▶ [Instructions to follow] Drop every picture and give the entries back exactly.

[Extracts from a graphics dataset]
=-=-=

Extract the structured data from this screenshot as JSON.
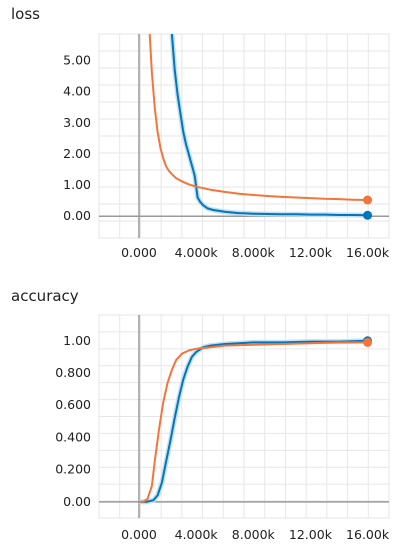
{
  "chart_data": [
    {
      "type": "line",
      "title": "loss",
      "xlabel": "",
      "ylabel": "",
      "xlim": [
        -2800,
        17500
      ],
      "ylim": [
        -0.7,
        5.85
      ],
      "xticks": [
        0,
        4000,
        8000,
        12000,
        16000
      ],
      "xtick_labels": [
        "0.000",
        "4.000k",
        "8.000k",
        "12.00k",
        "16.00k"
      ],
      "yticks": [
        0,
        1,
        2,
        3,
        4,
        5
      ],
      "ytick_labels": [
        "0.00",
        "1.00",
        "2.00",
        "3.00",
        "4.00",
        "5.00"
      ],
      "grid": true,
      "series": [
        {
          "color": "#0077bb",
          "smoothed_color": "#c5dff0",
          "x": [
            2300,
            2500,
            2700,
            2900,
            3100,
            3300,
            3450,
            3600,
            3750,
            3900,
            4100,
            4300,
            4500,
            4800,
            5200,
            5600,
            6000,
            6500,
            7000,
            7500,
            8000,
            9000,
            10000,
            11000,
            12000,
            13000,
            14000,
            15000,
            16000
          ],
          "y": [
            5.85,
            4.7,
            3.9,
            3.3,
            2.7,
            2.3,
            2.05,
            1.8,
            1.55,
            1.3,
            0.6,
            0.45,
            0.35,
            0.25,
            0.2,
            0.17,
            0.14,
            0.12,
            0.1,
            0.09,
            0.08,
            0.07,
            0.06,
            0.06,
            0.05,
            0.05,
            0.04,
            0.04,
            0.03
          ],
          "end_marker": true
        },
        {
          "color": "#f4743b",
          "x": [
            750,
            900,
            1100,
            1300,
            1500,
            1700,
            1900,
            2100,
            2300,
            2600,
            3000,
            3500,
            4000,
            4500,
            5000,
            6000,
            7000,
            8000,
            9000,
            10000,
            11000,
            12000,
            13000,
            14000,
            15000,
            16000
          ],
          "y": [
            5.85,
            4.6,
            3.5,
            2.7,
            2.2,
            1.85,
            1.6,
            1.45,
            1.35,
            1.22,
            1.12,
            1.02,
            0.95,
            0.9,
            0.85,
            0.78,
            0.72,
            0.68,
            0.65,
            0.62,
            0.6,
            0.58,
            0.56,
            0.55,
            0.53,
            0.52
          ],
          "end_marker": true
        }
      ]
    },
    {
      "type": "line",
      "title": "accuracy",
      "xlabel": "",
      "ylabel": "",
      "xlim": [
        -2800,
        17500
      ],
      "ylim": [
        -0.1,
        1.16
      ],
      "xticks": [
        0,
        4000,
        8000,
        12000,
        16000
      ],
      "xtick_labels": [
        "0.000",
        "4.000k",
        "8.000k",
        "12.00k",
        "16.00k"
      ],
      "yticks": [
        0,
        0.2,
        0.4,
        0.6,
        0.8,
        1.0
      ],
      "ytick_labels": [
        "0.00",
        "0.200",
        "0.400",
        "0.600",
        "0.800",
        "1.00"
      ],
      "grid": true,
      "series": [
        {
          "color": "#0077bb",
          "smoothed_color": "#c5dff0",
          "x": [
            0,
            500,
            1000,
            1300,
            1600,
            1900,
            2200,
            2500,
            2800,
            3100,
            3400,
            3700,
            4000,
            4500,
            5000,
            6000,
            7000,
            8000,
            10000,
            12000,
            14000,
            16000
          ],
          "y": [
            0.0,
            0.0,
            0.01,
            0.04,
            0.12,
            0.25,
            0.38,
            0.52,
            0.65,
            0.76,
            0.84,
            0.9,
            0.93,
            0.96,
            0.97,
            0.98,
            0.985,
            0.99,
            0.99,
            0.995,
            0.995,
            1.0
          ],
          "end_marker": true
        },
        {
          "color": "#f4743b",
          "x": [
            0,
            300,
            600,
            900,
            1100,
            1400,
            1700,
            2000,
            2300,
            2600,
            3000,
            3500,
            4000,
            5000,
            6000,
            8000,
            10000,
            12000,
            14000,
            16000
          ],
          "y": [
            0.0,
            0.0,
            0.02,
            0.1,
            0.25,
            0.45,
            0.62,
            0.74,
            0.82,
            0.88,
            0.92,
            0.94,
            0.95,
            0.96,
            0.97,
            0.975,
            0.98,
            0.985,
            0.99,
            0.99
          ],
          "end_marker": true
        }
      ]
    }
  ]
}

=-=-=

▶ [Output]
Extract the structured data from this screenshot as JSON.
{
  "chart_data": [
    {
      "type": "line",
      "title": "loss",
      "xlabel": "",
      "ylabel": "",
      "xlim": [
        -2800,
        17500
      ],
      "ylim": [
        -0.7,
        5.85
      ],
      "xticks": [
        0,
        4000,
        8000,
        12000,
        16000
      ],
      "xtick_labels": [
        "0.000",
        "4.000k",
        "8.000k",
        "12.00k",
        "16.00k"
      ],
      "yticks": [
        0,
        1,
        2,
        3,
        4,
        5
      ],
      "ytick_labels": [
        "0.00",
        "1.00",
        "2.00",
        "3.00",
        "4.00",
        "5.00"
      ],
      "grid": true,
      "series": [
        {
          "color": "#0077bb",
          "smoothed_color": "#c5dff0",
          "x": [
            2300,
            2500,
            2700,
            2900,
            3100,
            3300,
            3450,
            3600,
            3750,
            3900,
            4100,
            4300,
            4500,
            4800,
            5200,
            5600,
            6000,
            6500,
            7000,
            7500,
            8000,
            9000,
            10000,
            11000,
            12000,
            13000,
            14000,
            15000,
            16000
          ],
          "y": [
            5.85,
            4.7,
            3.9,
            3.3,
            2.7,
            2.3,
            2.05,
            1.8,
            1.55,
            1.3,
            0.6,
            0.45,
            0.35,
            0.25,
            0.2,
            0.17,
            0.14,
            0.12,
            0.1,
            0.09,
            0.08,
            0.07,
            0.06,
            0.06,
            0.05,
            0.05,
            0.04,
            0.04,
            0.03
          ],
          "end_marker": true
        },
        {
          "color": "#f4743b",
          "x": [
            750,
            900,
            1100,
            1300,
            1500,
            1700,
            1900,
            2100,
            2300,
            2600,
            3000,
            3500,
            4000,
            4500,
            5000,
            6000,
            7000,
            8000,
            9000,
            10000,
            11000,
            12000,
            13000,
            14000,
            15000,
            16000
          ],
          "y": [
            5.85,
            4.6,
            3.5,
            2.7,
            2.2,
            1.85,
            1.6,
            1.45,
            1.35,
            1.22,
            1.12,
            1.02,
            0.95,
            0.9,
            0.85,
            0.78,
            0.72,
            0.68,
            0.65,
            0.62,
            0.6,
            0.58,
            0.56,
            0.55,
            0.53,
            0.52
          ],
          "end_marker": true
        }
      ]
    },
    {
      "type": "line",
      "title": "accuracy",
      "xlabel": "",
      "ylabel": "",
      "xlim": [
        -2800,
        17500
      ],
      "ylim": [
        -0.1,
        1.16
      ],
      "xticks": [
        0,
        4000,
        8000,
        12000,
        16000
      ],
      "xtick_labels": [
        "0.000",
        "4.000k",
        "8.000k",
        "12.00k",
        "16.00k"
      ],
      "yticks": [
        0,
        0.2,
        0.4,
        0.6,
        0.8,
        1.0
      ],
      "ytick_labels": [
        "0.00",
        "0.200",
        "0.400",
        "0.600",
        "0.800",
        "1.00"
      ],
      "grid": true,
      "series": [
        {
          "color": "#0077bb",
          "smoothed_color": "#c5dff0",
          "x": [
            0,
            500,
            1000,
            1300,
            1600,
            1900,
            2200,
            2500,
            2800,
            3100,
            3400,
            3700,
            4000,
            4500,
            5000,
            6000,
            7000,
            8000,
            10000,
            12000,
            14000,
            16000
          ],
          "y": [
            0.0,
            0.0,
            0.01,
            0.04,
            0.12,
            0.25,
            0.38,
            0.52,
            0.65,
            0.76,
            0.84,
            0.9,
            0.93,
            0.96,
            0.97,
            0.98,
            0.985,
            0.99,
            0.99,
            0.995,
            0.995,
            1.0
          ],
          "end_marker": true
        },
        {
          "color": "#f4743b",
          "x": [
            0,
            300,
            600,
            900,
            1100,
            1400,
            1700,
            2000,
            2300,
            2600,
            3000,
            3500,
            4000,
            5000,
            6000,
            8000,
            10000,
            12000,
            14000,
            16000
          ],
          "y": [
            0.0,
            0.0,
            0.02,
            0.1,
            0.25,
            0.45,
            0.62,
            0.74,
            0.82,
            0.88,
            0.92,
            0.94,
            0.95,
            0.96,
            0.97,
            0.975,
            0.98,
            0.985,
            0.99,
            0.99
          ],
          "end_marker": true
        }
      ]
    }
  ]
}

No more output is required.